STATED GOAL = Would you extract the whole listing below and retype it exactly?

STORED RECORDS =
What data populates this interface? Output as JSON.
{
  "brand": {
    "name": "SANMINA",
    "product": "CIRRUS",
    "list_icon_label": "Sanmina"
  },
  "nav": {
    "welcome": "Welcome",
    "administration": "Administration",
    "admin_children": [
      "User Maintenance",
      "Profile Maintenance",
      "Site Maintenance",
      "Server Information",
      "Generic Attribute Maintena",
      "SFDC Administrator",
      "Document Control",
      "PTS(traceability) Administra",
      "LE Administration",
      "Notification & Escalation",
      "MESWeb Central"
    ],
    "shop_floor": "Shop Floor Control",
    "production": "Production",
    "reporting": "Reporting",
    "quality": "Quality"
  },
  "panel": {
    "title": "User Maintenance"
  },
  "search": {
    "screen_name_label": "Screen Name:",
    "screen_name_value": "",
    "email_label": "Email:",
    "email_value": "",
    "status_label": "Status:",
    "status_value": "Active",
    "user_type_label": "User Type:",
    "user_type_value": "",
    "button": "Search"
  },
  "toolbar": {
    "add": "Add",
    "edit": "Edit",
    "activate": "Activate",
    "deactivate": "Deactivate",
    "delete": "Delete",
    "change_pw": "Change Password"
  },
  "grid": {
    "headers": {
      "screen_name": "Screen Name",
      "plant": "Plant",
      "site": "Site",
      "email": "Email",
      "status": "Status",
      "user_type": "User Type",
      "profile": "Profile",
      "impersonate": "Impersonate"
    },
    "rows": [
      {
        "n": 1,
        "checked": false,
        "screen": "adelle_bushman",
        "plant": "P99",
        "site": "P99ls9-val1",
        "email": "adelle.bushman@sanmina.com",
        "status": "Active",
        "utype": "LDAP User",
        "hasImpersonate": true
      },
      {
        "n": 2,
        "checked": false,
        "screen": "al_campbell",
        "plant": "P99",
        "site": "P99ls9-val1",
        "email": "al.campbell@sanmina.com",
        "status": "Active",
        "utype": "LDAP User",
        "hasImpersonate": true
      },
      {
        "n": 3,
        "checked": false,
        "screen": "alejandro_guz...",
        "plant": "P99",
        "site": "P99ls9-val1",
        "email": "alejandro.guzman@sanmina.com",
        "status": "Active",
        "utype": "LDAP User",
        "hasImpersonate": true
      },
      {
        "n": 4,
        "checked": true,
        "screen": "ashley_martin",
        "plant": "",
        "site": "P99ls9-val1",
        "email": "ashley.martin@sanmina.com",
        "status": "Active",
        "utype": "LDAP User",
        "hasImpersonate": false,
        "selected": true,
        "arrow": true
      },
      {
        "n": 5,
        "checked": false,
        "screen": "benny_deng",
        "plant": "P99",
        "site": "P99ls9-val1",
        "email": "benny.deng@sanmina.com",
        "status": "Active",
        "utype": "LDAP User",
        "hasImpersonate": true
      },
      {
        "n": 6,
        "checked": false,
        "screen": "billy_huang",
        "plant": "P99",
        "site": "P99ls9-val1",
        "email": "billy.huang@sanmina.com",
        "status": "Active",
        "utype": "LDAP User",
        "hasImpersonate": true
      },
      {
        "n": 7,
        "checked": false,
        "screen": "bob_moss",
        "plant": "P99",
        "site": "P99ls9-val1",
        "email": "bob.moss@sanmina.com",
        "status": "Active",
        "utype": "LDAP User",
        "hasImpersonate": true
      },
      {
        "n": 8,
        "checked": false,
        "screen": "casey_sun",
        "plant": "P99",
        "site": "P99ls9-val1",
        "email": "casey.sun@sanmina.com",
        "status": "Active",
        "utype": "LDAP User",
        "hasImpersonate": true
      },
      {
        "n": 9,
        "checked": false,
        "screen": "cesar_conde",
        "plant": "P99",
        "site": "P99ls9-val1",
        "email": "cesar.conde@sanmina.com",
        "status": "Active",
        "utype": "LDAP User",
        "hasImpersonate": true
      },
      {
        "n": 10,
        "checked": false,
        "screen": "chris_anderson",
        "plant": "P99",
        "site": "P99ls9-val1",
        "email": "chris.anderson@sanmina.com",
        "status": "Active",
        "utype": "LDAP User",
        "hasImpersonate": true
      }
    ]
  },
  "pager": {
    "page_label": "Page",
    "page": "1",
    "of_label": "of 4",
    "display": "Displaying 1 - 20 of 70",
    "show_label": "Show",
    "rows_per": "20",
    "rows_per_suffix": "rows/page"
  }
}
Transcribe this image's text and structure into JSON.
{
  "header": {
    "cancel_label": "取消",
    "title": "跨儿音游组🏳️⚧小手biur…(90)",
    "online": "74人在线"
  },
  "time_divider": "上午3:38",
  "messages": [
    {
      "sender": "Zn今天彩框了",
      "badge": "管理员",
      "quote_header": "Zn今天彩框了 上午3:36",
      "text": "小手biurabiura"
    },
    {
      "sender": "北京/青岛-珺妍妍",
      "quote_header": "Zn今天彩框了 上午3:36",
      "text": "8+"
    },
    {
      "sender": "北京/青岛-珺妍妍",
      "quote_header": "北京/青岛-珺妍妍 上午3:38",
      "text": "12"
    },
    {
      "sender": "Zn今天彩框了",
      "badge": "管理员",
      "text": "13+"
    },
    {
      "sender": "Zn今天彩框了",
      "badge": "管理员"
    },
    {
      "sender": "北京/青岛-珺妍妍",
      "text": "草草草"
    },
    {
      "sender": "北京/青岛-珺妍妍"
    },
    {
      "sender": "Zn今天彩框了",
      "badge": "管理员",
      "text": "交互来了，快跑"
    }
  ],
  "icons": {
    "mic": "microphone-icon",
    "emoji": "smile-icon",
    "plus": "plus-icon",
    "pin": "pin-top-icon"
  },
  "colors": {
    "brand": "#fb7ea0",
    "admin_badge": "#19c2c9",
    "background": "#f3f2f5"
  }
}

WORKED ANSWER =
What data populates this interface? Output as JSON.
{
  "brand": {
    "name": "SANMINA",
    "product": "CIRRUS",
    "list_icon_label": "Sanmina"
  },
  "nav": {
    "welcome": "Welcome",
    "administration": "Administration",
    "admin_children": [
      "User Maintenance",
      "Profile Maintenance",
      "Site Maintenance",
      "Server Information",
      "Generic Attribute Maintena",
      "SFDC Administrator",
      "Document Control",
      "PTS(traceability) Administra",
      "LE Administration",
      "Notification & Escalation",
      "MESWeb Central"
    ],
    "shop_floor": "Shop Floor Control",
    "production": "Production",
    "reporting": "Reporting",
    "quality": "Quality"
  },
  "panel": {
    "title": "User Maintenance"
  },
  "search": {
    "screen_name_label": "Screen Name:",
    "screen_name_value": "",
    "email_label": "Email:",
    "email_value": "",
    "status_label": "Status:",
    "status_value": "Active",
    "user_type_label": "User Type:",
    "user_type_value": "",
    "button": "Search"
  },
  "toolbar": {
    "add": "Add",
    "edit": "Edit",
    "activate": "Activate",
    "deactivate": "Deactivate",
    "delete": "Delete",
    "change_pw": "Change Password"
  },
  "grid": {
    "headers": {
      "screen_name": "Screen Name",
      "plant": "Plant",
      "site": "Site",
      "email": "Email",
      "status": "Status",
      "user_type": "User Type",
      "profile": "Profile",
      "impersonate": "Impersonate"
    },
    "rows": [
      {
        "n": 1,
        "checked": false,
        "screen": "adelle_bushman",
        "plant": "P99",
        "site": "P99ls9-val1",
        "email": "adelle.bushman@sanmina.com",
        "status": "Active",
        "utype": "LDAP User",
        "hasImpersonate": true
      },
      {
        "n": 2,
        "checked": false,
        "screen": "al_campbell",
        "plant": "P99",
        "site": "P99ls9-val1",
        "email": "al.campbell@sanmina.com",
        "status": "Active",
        "utype": "LDAP User",
        "hasImpersonate": true
      },
      {
        "n": 3,
        "checked": false,
        "screen": "alejandro_guz...",
        "plant": "P99",
        "site": "P99ls9-val1",
        "email": "alejandro.guzman@sanmina.com",
        "status": "Active",
        "utype": "LDAP User",
        "hasImpersonate": true
      },
      {
        "n": 4,
        "checked": true,
        "screen": "ashley_martin",
        "plant": "",
        "site": "P99ls9-val1",
        "email": "ashley.martin@sanmina.com",
        "status": "Active",
        "utype": "LDAP User",
        "hasImpersonate": false,
        "selected": true,
        "arrow": true
      },
      {
        "n": 5,
        "checked": false,
        "screen": "benny_deng",
        "plant": "P99",
        "site": "P99ls9-val1",
        "email": "benny.deng@sanmina.com",
        "status": "Active",
        "utype": "LDAP User",
        "hasImpersonate": true
      },
      {
        "n": 6,
        "checked": false,
        "screen": "billy_huang",
        "plant": "P99",
        "site": "P99ls9-val1",
        "email": "billy.huang@sanmina.com",
        "status": "Active",
        "utype": "LDAP User",
        "hasImpersonate": true
      },
      {
        "n": 7,
        "checked": false,
        "screen": "bob_moss",
        "plant": "P99",
        "site": "P99ls9-val1",
        "email": "bob.moss@sanmina.com",
        "status": "Active",
        "utype": "LDAP User",
        "hasImpersonate": true
      },
      {
        "n": 8,
        "checked": false,
        "screen": "casey_sun",
        "plant": "P99",
        "site": "P99ls9-val1",
        "email": "casey.sun@sanmina.com",
        "status": "Active",
        "utype": "LDAP User",
        "hasImpersonate": true
      },
      {
        "n": 9,
        "checked": false,
        "screen": "cesar_conde",
        "plant": "P99",
        "site": "P99ls9-val1",
        "email": "cesar.conde@sanmina.com",
        "status": "Active",
        "utype": "LDAP User",
        "hasImpersonate": true
      },
      {
        "n": 10,
        "checked": false,
        "screen": "chris_anderson",
        "plant": "P99",
        "site": "P99ls9-val1",
        "email": "chris.anderson@sanmina.com",
        "status": "Active",
        "utype": "LDAP User",
        "hasImpersonate": true
      }
    ]
  },
  "pager": {
    "page_label": "Page",
    "page": "1",
    "of_label": "of 4",
    "display": "Displaying 1 - 20 of 70",
    "show_label": "Show",
    "rows_per": "20",
    "rows_per_suffix": "rows/page"
  }
}
Transcribe this image's text and structure into JSON.
{
  "header": {
    "cancel_label": "取消",
    "title": "跨儿音游组🏳️⚧小手biur…(90)",
    "online": "74人在线"
  },
  "time_divider": "上午3:38",
  "messages": [
    {
      "sender": "Zn今天彩框了",
      "badge": "管理员",
      "quote_header": "Zn今天彩框了 上午3:36",
      "text": "小手biurabiura"
    },
    {
      "sender": "北京/青岛-珺妍妍",
      "quote_header": "Zn今天彩框了 上午3:36",
      "text": "8+"
    },
    {
      "sender": "北京/青岛-珺妍妍",
      "quote_header": "北京/青岛-珺妍妍 上午3:38",
      "text": "12"
    },
    {
      "sender": "Zn今天彩框了",
      "badge": "管理员",
      "text": "13+"
    },
    {
      "sender": "Zn今天彩框了",
      "badge": "管理员"
    },
    {
      "sender": "北京/青岛-珺妍妍",
      "text": "草草草"
    },
    {
      "sender": "北京/青岛-珺妍妍"
    },
    {
      "sender": "Zn今天彩框了",
      "badge": "管理员",
      "text": "交互来了，快跑"
    }
  ],
  "icons": {
    "mic": "microphone-icon",
    "emoji": "smile-icon",
    "plus": "plus-icon",
    "pin": "pin-top-icon"
  },
  "colors": {
    "brand": "#fb7ea0",
    "admin_badge": "#19c2c9",
    "background": "#f3f2f5"
  }
}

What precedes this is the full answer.